Transcribe the material below exactly as it appears.

== RECORDS TO PROCESS ==

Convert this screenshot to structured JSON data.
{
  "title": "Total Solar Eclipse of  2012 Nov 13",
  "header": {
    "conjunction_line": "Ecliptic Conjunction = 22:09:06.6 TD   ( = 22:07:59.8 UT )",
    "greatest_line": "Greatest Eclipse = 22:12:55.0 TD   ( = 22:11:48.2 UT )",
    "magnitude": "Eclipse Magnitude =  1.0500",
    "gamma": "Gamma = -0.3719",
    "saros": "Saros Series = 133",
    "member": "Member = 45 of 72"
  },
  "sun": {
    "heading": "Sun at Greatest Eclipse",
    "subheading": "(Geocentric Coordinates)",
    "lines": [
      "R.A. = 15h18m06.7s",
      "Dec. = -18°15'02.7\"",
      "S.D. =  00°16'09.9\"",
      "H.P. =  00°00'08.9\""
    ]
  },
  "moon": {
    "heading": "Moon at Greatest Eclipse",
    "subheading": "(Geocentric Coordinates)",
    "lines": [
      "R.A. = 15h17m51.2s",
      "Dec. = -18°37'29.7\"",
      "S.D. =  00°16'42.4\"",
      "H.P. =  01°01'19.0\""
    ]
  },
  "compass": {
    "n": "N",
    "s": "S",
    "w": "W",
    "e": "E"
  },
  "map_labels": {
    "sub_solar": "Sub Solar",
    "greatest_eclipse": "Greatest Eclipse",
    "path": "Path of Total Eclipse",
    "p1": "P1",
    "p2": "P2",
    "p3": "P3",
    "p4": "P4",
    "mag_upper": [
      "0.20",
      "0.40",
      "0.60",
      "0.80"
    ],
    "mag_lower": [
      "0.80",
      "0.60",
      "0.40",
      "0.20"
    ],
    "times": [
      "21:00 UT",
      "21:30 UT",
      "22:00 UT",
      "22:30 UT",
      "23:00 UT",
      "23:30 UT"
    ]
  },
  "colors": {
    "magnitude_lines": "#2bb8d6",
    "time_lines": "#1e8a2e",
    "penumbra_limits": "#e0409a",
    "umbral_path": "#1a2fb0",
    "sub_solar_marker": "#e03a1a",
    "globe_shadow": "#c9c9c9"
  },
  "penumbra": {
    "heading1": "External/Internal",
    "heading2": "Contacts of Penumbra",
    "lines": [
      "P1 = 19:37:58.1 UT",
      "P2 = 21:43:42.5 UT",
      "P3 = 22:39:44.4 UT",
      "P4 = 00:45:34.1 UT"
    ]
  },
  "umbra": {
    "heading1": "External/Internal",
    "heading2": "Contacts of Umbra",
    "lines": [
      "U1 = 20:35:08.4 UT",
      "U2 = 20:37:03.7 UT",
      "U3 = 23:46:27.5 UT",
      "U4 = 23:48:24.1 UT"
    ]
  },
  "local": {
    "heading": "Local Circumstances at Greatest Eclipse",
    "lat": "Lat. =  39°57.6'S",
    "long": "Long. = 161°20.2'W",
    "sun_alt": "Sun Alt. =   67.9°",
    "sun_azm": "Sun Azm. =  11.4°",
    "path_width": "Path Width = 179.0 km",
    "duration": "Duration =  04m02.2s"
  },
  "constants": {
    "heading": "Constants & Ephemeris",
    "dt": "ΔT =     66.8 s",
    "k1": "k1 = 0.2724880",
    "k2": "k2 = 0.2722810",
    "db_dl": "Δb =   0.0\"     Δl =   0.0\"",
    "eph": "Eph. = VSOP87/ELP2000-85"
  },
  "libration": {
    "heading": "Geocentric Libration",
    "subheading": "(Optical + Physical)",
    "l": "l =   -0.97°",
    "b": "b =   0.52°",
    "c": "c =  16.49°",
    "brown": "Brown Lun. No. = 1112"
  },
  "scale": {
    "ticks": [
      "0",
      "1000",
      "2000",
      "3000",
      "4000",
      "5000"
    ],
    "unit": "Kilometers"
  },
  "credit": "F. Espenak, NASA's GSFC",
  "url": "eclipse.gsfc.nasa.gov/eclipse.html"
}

===

§ RESULT
Convert this screenshot to structured JSON data.
{
  "title": "Total Solar Eclipse of  2012 Nov 13",
  "header": {
    "conjunction_line": "Ecliptic Conjunction = 22:09:06.6 TD   ( = 22:07:59.8 UT )",
    "greatest_line": "Greatest Eclipse = 22:12:55.0 TD   ( = 22:11:48.2 UT )",
    "magnitude": "Eclipse Magnitude =  1.0500",
    "gamma": "Gamma = -0.3719",
    "saros": "Saros Series = 133",
    "member": "Member = 45 of 72"
  },
  "sun": {
    "heading": "Sun at Greatest Eclipse",
    "subheading": "(Geocentric Coordinates)",
    "lines": [
      "R.A. = 15h18m06.7s",
      "Dec. = -18°15'02.7\"",
      "S.D. =  00°16'09.9\"",
      "H.P. =  00°00'08.9\""
    ]
  },
  "moon": {
    "heading": "Moon at Greatest Eclipse",
    "subheading": "(Geocentric Coordinates)",
    "lines": [
      "R.A. = 15h17m51.2s",
      "Dec. = -18°37'29.7\"",
      "S.D. =  00°16'42.4\"",
      "H.P. =  01°01'19.0\""
    ]
  },
  "compass": {
    "n": "N",
    "s": "S",
    "w": "W",
    "e": "E"
  },
  "map_labels": {
    "sub_solar": "Sub Solar",
    "greatest_eclipse": "Greatest Eclipse",
    "path": "Path of Total Eclipse",
    "p1": "P1",
    "p2": "P2",
    "p3": "P3",
    "p4": "P4",
    "mag_upper": [
      "0.20",
      "0.40",
      "0.60",
      "0.80"
    ],
    "mag_lower": [
      "0.80",
      "0.60",
      "0.40",
      "0.20"
    ],
    "times": [
      "21:00 UT",
      "21:30 UT",
      "22:00 UT",
      "22:30 UT",
      "23:00 UT",
      "23:30 UT"
    ]
  },
  "colors": {
    "magnitude_lines": "#2bb8d6",
    "time_lines": "#1e8a2e",
    "penumbra_limits": "#e0409a",
    "umbral_path": "#1a2fb0",
    "sub_solar_marker": "#e03a1a",
    "globe_shadow": "#c9c9c9"
  },
  "penumbra": {
    "heading1": "External/Internal",
    "heading2": "Contacts of Penumbra",
    "lines": [
      "P1 = 19:37:58.1 UT",
      "P2 = 21:43:42.5 UT",
      "P3 = 22:39:44.4 UT",
      "P4 = 00:45:34.1 UT"
    ]
  },
  "umbra": {
    "heading1": "External/Internal",
    "heading2": "Contacts of Umbra",
    "lines": [
      "U1 = 20:35:08.4 UT",
      "U2 = 20:37:03.7 UT",
      "U3 = 23:46:27.5 UT",
      "U4 = 23:48:24.1 UT"
    ]
  },
  "local": {
    "heading": "Local Circumstances at Greatest Eclipse",
    "lat": "Lat. =  39°57.6'S",
    "long": "Long. = 161°20.2'W",
    "sun_alt": "Sun Alt. =   67.9°",
    "sun_azm": "Sun Azm. =  11.4°",
    "path_width": "Path Width = 179.0 km",
    "duration": "Duration =  04m02.2s"
  },
  "constants": {
    "heading": "Constants & Ephemeris",
    "dt": "ΔT =     66.8 s",
    "k1": "k1 = 0.2724880",
    "k2": "k2 = 0.2722810",
    "db_dl": "Δb =   0.0\"     Δl =   0.0\"",
    "eph": "Eph. = VSOP87/ELP2000-85"
  },
  "libration": {
    "heading": "Geocentric Libration",
    "subheading": "(Optical + Physical)",
    "l": "l =   -0.97°",
    "b": "b =   0.52°",
    "c": "c =  16.49°",
    "brown": "Brown Lun. No. = 1112"
  },
  "scale": {
    "ticks": [
      "0",
      "1000",
      "2000",
      "3000",
      "4000",
      "5000"
    ],
    "unit": "Kilometers"
  },
  "credit": "F. Espenak, NASA's GSFC",
  "url": "eclipse.gsfc.nasa.gov/eclipse.html"
}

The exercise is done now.